Your answer should be one number: the count of lines in these entries that hold the word "screenshot".
________________________
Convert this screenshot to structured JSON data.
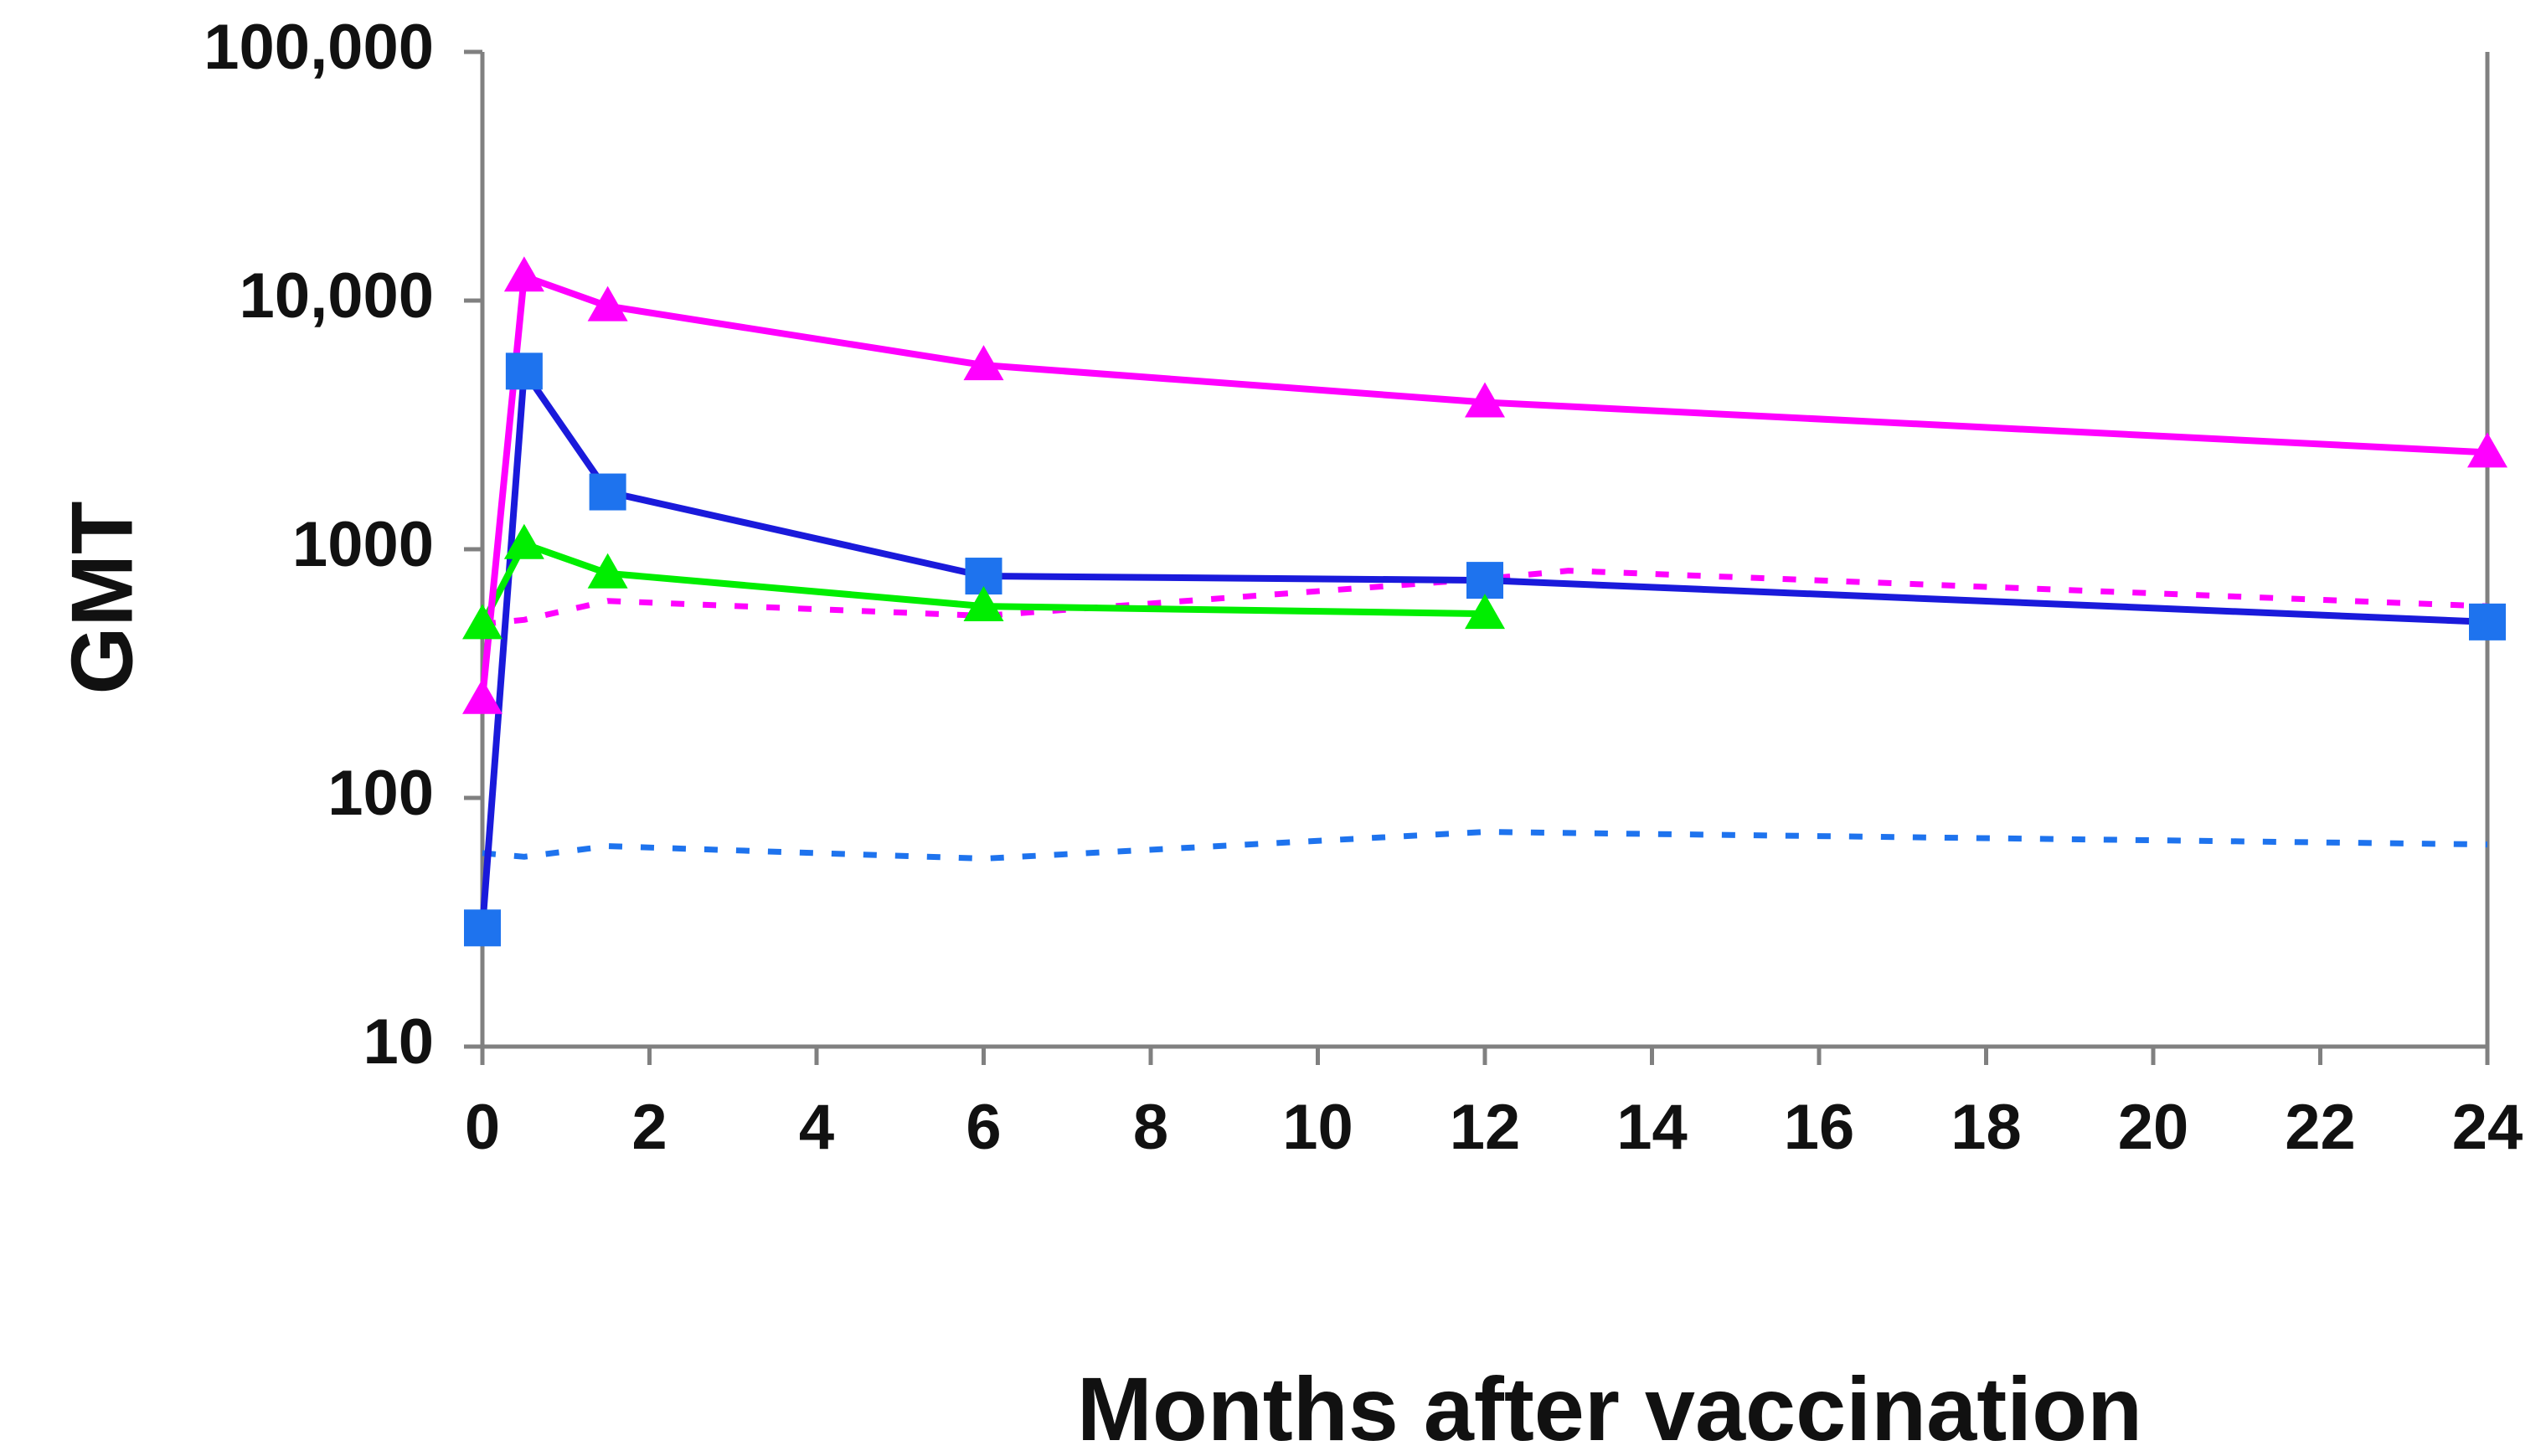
{
  "chart_data": {
    "type": "line",
    "title": "",
    "xlabel": "Months after vaccination",
    "ylabel": "GMT",
    "yscale": "log",
    "ylim": [
      10,
      100000
    ],
    "xlim": [
      0,
      24
    ],
    "xticks": [
      0,
      2,
      4,
      6,
      8,
      10,
      12,
      14,
      16,
      18,
      20,
      22,
      24
    ],
    "x_tick_labels": [
      "0",
      "2",
      "4",
      "6",
      "8",
      "10",
      "12",
      "14",
      "16",
      "18",
      "20",
      "22",
      "24"
    ],
    "yticks": [
      10,
      100,
      1000,
      10000,
      100000
    ],
    "y_tick_labels": [
      "10",
      "100",
      "1000",
      "10,000",
      "100,000"
    ],
    "grid": false,
    "legend": false,
    "series": [
      {
        "name": "magenta-triangle",
        "color": "#ff00ff",
        "style": "solid",
        "marker": "triangle",
        "x": [
          0,
          0.5,
          1.5,
          6,
          12,
          24
        ],
        "values": [
          250,
          12500,
          9500,
          5500,
          3900,
          2450
        ]
      },
      {
        "name": "blue-square",
        "color": "#1a1adb",
        "marker_color": "#1e73ee",
        "style": "solid",
        "marker": "square",
        "x": [
          0,
          0.5,
          1.5,
          6,
          12,
          24
        ],
        "values": [
          30,
          5200,
          1700,
          780,
          750,
          510
        ]
      },
      {
        "name": "green-triangle",
        "color": "#00ee00",
        "style": "solid",
        "marker": "triangle",
        "x": [
          0,
          0.5,
          1.5,
          6,
          12
        ],
        "values": [
          500,
          1050,
          800,
          590,
          550
        ]
      },
      {
        "name": "magenta-dotted",
        "color": "#ff00ff",
        "style": "dotted",
        "marker": "none",
        "x": [
          0,
          0.5,
          1.5,
          6,
          12,
          13,
          24
        ],
        "values": [
          500,
          520,
          620,
          540,
          760,
          820,
          590
        ]
      },
      {
        "name": "blue-dotted",
        "color": "#1e73ee",
        "style": "dotted",
        "marker": "none",
        "x": [
          0,
          0.5,
          1.5,
          6,
          12,
          24
        ],
        "values": [
          60,
          58,
          64,
          57,
          73,
          65
        ]
      }
    ]
  }
}
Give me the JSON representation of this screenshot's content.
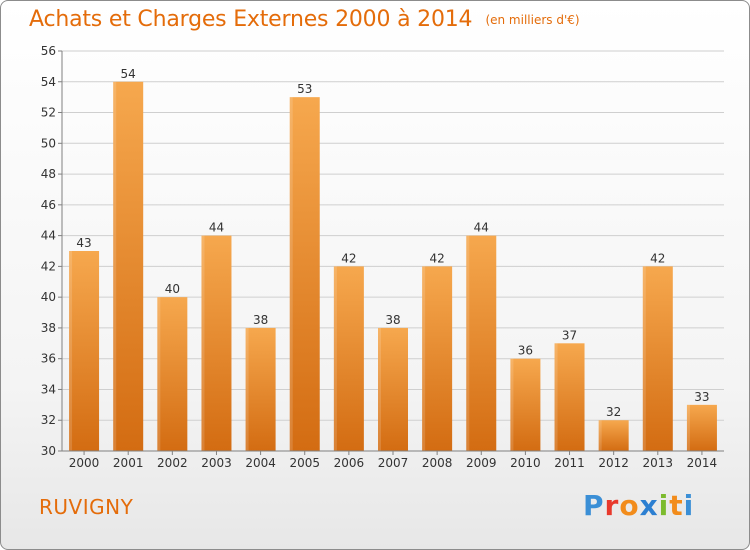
{
  "header": {
    "title": "Achats et Charges Externes 2000 à 2014",
    "unit": "(en milliers d'€)"
  },
  "footer": {
    "location": "RUVIGNY",
    "brand": "Proxiti"
  },
  "colors": {
    "accent": "#e46c0a",
    "bar_light": "#f6a84e",
    "bar_dark": "#d36c12",
    "grid": "#cfcfcf",
    "axis": "#808080",
    "logo_letters": [
      "#3b8fd6",
      "#e8392c",
      "#f28c1b",
      "#2c7fd1",
      "#7cbb2e",
      "#f28c1b",
      "#3b8fd6"
    ]
  },
  "chart_data": {
    "type": "bar",
    "title": "Achats et Charges Externes 2000 à 2014",
    "subtitle": "(en milliers d'€)",
    "categories": [
      "2000",
      "2001",
      "2002",
      "2003",
      "2004",
      "2005",
      "2006",
      "2007",
      "2008",
      "2009",
      "2010",
      "2011",
      "2012",
      "2013",
      "2014"
    ],
    "values": [
      43,
      54,
      40,
      44,
      38,
      53,
      42,
      38,
      42,
      44,
      36,
      37,
      32,
      42,
      33
    ],
    "ylim": [
      30,
      56
    ],
    "yticks": [
      30,
      32,
      34,
      36,
      38,
      40,
      42,
      44,
      46,
      48,
      50,
      52,
      54,
      56
    ],
    "grid": true,
    "xlabel": "",
    "ylabel": ""
  }
}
________________________
- Output -
2